## GOALS
1/ In the Hammerspoon crash thread, what does cmsj believe Sentry offers?
2/ Please transcribe the listing word for word, from its first line up to and including the line with "row-header-owner-title: Breach by".

## QUOTED TEXT
You could check the stack size before MJLua.m line 881 and throw an alert like we do for other setup issues, if you wanted to guard against this happening again and have a more "friendly" response... I'd also probably verify that they're the appropriate return types as well, just to catch all show-stopper possibilities.

In Skin.m, if you're concerned about the -1 index, you could wrap it with lua_absindex, but I suspect all that would do is shift where the error is triggered.

I also noted in Skin.m line 508 that if you do return early because the item to be stored is nil, it isn't removed from the stack while a successful call does... is this intentional?

cmsj commented 3 years ago

Agreed on checking the size and types of the stack. I'll get going on that.

There are some more crash reports rolling in today, which I'll be diving into later, but I'm also starting to think about how we can encourage the (very few) people who are getting these crashes, to talk to us. I believe Sentry offers some kind of UI for users to send a message with the crash report, so I'll look into that, but if anyone else has suggestions for ways to improve the communication here, I'm all ears :)

latenitefilms commented 3 years ago

Some random thoughts/questions:

Is it worth keeping a counter of how many Lua instances are created (i.e. how many reloads), or help narrow down if things are caused by an initial load of Hammerspoon, versus many reloads later?
I'm assuming this hasn't been implemented due to privacy concerns, but I'm assuming it's possible to include the last Lua command triggered (from either the Console or loaded .lua file) in the crash logs to help with fault-finding?

## SOURCE DATA
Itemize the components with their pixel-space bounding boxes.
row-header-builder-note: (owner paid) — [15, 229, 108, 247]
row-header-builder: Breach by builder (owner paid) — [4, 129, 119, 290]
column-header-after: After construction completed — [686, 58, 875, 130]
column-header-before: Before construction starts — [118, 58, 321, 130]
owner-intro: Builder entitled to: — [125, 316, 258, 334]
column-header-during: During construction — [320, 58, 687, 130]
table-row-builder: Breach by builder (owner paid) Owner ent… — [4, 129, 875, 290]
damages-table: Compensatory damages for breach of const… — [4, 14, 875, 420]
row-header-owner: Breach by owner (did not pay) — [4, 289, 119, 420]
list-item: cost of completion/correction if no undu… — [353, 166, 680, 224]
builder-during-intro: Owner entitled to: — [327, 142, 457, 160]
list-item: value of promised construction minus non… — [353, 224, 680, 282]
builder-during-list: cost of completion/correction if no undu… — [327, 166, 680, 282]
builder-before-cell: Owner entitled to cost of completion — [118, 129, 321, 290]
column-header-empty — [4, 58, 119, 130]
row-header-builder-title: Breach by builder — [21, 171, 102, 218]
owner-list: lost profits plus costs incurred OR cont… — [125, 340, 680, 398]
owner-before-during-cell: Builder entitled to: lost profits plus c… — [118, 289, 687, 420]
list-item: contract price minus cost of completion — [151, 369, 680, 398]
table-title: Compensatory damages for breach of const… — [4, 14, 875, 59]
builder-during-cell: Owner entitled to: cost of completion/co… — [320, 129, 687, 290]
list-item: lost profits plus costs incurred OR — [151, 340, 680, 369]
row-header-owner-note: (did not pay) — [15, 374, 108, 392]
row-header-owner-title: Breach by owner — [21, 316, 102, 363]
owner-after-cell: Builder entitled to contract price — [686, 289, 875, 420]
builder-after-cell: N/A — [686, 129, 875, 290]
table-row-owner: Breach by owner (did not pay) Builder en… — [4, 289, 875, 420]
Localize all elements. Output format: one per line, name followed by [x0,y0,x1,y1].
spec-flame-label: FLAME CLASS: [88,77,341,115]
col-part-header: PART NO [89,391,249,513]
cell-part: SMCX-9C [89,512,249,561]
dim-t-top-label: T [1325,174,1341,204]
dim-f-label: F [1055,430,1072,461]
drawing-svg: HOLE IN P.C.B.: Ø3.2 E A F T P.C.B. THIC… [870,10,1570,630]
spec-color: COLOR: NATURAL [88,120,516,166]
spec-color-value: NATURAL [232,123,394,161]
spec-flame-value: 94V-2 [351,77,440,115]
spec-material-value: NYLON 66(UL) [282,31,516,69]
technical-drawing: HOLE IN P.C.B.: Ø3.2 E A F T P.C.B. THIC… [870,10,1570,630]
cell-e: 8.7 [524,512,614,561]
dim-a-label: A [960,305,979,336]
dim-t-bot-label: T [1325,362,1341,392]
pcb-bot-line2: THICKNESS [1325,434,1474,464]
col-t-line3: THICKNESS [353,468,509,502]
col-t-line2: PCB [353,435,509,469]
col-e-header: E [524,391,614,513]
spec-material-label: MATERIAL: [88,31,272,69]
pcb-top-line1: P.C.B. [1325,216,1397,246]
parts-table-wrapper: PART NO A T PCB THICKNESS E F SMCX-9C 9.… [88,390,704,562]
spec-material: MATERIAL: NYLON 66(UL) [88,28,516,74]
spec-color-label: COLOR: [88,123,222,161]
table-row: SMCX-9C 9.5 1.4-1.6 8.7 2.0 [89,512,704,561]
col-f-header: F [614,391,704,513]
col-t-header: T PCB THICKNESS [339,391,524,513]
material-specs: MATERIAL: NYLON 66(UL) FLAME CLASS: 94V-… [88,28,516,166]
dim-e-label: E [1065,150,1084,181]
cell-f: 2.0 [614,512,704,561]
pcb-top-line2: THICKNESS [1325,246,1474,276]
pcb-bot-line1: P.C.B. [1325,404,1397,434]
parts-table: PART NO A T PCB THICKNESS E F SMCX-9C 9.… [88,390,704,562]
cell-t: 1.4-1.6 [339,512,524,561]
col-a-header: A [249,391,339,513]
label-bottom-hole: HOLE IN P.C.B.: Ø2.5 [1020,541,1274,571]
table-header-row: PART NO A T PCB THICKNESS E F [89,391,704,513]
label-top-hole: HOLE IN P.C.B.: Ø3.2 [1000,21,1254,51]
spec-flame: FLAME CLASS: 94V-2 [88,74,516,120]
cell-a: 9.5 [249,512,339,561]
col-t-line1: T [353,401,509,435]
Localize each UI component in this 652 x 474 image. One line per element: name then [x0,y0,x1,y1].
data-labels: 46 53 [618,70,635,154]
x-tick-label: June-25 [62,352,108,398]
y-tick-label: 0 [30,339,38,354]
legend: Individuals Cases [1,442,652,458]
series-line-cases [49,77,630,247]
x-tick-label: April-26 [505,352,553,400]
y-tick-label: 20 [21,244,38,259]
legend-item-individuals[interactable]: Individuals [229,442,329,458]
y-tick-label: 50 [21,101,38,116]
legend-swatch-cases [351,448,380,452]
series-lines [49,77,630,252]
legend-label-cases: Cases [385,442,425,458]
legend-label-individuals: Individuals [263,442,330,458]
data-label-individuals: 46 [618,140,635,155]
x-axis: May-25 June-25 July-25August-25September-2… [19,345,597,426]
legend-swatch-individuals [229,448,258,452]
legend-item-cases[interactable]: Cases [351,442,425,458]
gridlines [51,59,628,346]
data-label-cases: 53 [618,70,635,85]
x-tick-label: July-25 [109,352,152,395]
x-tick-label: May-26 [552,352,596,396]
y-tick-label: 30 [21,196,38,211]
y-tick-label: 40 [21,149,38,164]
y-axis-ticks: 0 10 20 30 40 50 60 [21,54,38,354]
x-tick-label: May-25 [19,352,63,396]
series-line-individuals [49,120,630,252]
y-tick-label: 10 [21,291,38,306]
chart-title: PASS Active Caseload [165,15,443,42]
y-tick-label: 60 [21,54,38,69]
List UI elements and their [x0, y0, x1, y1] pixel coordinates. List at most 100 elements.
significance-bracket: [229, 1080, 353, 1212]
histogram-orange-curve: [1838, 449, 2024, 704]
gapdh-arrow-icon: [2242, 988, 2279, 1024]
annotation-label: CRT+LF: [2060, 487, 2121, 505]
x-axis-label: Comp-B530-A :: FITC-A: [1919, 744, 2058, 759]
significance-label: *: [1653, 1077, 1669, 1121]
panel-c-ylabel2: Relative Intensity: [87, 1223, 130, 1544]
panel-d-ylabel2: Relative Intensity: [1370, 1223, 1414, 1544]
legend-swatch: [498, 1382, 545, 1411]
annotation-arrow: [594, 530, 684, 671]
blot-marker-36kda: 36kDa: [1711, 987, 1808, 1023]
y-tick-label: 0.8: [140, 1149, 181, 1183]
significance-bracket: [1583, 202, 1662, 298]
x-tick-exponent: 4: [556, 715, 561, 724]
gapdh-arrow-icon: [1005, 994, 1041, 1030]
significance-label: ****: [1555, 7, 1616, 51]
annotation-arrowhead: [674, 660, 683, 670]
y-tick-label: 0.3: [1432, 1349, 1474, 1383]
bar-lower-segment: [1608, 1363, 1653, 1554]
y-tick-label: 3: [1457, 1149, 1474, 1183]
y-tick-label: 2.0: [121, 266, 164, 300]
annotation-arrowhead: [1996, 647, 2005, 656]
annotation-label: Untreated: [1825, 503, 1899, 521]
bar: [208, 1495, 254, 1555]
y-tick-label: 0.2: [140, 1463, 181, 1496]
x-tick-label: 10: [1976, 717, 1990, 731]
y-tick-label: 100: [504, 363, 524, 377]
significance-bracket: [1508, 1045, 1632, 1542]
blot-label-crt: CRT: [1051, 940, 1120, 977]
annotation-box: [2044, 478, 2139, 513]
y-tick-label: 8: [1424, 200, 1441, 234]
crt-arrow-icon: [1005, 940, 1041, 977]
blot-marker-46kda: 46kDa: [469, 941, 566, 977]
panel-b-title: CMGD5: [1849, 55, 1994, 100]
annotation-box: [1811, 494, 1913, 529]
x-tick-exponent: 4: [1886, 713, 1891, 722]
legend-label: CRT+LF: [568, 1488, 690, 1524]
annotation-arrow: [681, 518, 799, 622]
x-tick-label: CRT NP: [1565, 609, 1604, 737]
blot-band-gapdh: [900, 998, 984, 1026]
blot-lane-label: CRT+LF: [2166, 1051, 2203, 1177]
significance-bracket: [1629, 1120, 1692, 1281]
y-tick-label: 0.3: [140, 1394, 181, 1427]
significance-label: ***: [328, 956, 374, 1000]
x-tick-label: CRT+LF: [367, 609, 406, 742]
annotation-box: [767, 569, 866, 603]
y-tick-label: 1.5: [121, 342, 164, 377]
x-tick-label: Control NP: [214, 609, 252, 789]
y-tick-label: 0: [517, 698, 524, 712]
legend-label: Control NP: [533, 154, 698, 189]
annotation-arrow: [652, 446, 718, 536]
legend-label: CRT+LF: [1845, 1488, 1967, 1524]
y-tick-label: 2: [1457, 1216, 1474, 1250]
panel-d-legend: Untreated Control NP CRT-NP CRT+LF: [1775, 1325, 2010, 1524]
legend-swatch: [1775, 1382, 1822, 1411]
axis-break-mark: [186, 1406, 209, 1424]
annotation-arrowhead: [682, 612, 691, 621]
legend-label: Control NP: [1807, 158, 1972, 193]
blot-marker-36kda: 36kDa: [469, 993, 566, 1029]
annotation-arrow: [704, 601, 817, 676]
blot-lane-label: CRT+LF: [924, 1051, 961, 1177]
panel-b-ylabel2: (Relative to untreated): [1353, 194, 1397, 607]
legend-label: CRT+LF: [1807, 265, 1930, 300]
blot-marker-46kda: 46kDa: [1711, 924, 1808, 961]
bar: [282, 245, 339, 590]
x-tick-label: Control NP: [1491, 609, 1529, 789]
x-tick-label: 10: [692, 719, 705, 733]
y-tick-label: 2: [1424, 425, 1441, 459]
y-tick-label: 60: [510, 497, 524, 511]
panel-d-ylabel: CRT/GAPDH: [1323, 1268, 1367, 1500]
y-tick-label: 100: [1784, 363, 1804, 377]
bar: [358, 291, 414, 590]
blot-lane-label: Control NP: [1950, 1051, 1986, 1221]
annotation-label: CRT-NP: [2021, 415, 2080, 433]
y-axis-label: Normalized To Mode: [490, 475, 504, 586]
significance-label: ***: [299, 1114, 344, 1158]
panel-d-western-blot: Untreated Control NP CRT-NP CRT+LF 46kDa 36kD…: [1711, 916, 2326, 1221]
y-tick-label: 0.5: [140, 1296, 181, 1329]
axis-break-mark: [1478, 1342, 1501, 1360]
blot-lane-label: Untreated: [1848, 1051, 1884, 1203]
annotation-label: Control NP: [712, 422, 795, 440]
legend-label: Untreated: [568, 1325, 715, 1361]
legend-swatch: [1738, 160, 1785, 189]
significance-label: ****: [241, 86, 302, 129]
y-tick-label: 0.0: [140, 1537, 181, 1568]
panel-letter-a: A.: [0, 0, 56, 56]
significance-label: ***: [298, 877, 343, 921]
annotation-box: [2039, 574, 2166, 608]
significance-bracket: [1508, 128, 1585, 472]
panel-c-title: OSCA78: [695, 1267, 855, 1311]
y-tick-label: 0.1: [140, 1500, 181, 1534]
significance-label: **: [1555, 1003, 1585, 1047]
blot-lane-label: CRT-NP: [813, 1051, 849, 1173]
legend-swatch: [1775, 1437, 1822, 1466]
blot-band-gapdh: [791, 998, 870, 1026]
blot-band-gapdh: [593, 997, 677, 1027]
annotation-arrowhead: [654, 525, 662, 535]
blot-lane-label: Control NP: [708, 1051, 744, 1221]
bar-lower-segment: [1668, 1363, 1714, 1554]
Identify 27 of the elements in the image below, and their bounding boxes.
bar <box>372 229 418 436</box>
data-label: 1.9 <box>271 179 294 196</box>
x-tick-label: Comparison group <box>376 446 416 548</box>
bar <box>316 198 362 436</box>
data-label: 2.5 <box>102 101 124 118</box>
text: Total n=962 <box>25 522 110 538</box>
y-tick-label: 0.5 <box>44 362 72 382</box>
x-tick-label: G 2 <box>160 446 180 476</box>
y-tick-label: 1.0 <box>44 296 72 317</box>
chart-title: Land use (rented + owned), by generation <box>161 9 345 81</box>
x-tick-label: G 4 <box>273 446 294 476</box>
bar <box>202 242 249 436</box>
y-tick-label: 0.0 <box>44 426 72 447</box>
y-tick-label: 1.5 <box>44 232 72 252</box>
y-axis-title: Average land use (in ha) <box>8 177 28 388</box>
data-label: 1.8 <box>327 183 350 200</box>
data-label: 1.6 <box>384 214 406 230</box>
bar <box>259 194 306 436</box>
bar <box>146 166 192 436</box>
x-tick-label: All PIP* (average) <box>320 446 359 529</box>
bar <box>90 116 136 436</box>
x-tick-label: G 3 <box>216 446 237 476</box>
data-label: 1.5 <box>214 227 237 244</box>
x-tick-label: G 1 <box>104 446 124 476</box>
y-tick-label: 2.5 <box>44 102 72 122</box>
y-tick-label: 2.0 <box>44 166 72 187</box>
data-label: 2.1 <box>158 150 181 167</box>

## RESPONSES PER TASK
1/ Some kind of UI that lets users send a message with the crash report.

2/
Itemize the components with their pixel-space bounding boxes.
row-header-builder-note: (owner paid) — [15, 229, 108, 247]
row-header-builder: Breach by builder (owner paid) — [4, 129, 119, 290]
column-header-after: After construction completed — [686, 58, 875, 130]
column-header-before: Before construction starts — [118, 58, 321, 130]
owner-intro: Builder entitled to: — [125, 316, 258, 334]
column-header-during: During construction — [320, 58, 687, 130]
table-row-builder: Breach by builder (owner paid) Owner ent… — [4, 129, 875, 290]
damages-table: Compensatory damages for breach of const… — [4, 14, 875, 420]
row-header-owner: Breach by owner (did not pay) — [4, 289, 119, 420]
list-item: cost of completion/correction if no undu… — [353, 166, 680, 224]
builder-during-intro: Owner entitled to: — [327, 142, 457, 160]
list-item: value of promised construction minus non… — [353, 224, 680, 282]
builder-during-list: cost of completion/correction if no undu… — [327, 166, 680, 282]
builder-before-cell: Owner entitled to cost of completion — [118, 129, 321, 290]
column-header-empty — [4, 58, 119, 130]
row-header-builder-title: Breach by builder — [21, 171, 102, 218]
owner-list: lost profits plus costs incurred OR cont… — [125, 340, 680, 398]
owner-before-during-cell: Builder entitled to: lost profits plus c… — [118, 289, 687, 420]
list-item: contract price minus cost of completion — [151, 369, 680, 398]
table-title: Compensatory damages for breach of const… — [4, 14, 875, 59]
builder-during-cell: Owner entitled to: cost of completion/co… — [320, 129, 687, 290]
list-item: lost profits plus costs incurred OR — [151, 340, 680, 369]
row-header-owner-note: (did not pay) — [15, 374, 108, 392]
row-header-owner-title: Breach by owner — [21, 316, 102, 363]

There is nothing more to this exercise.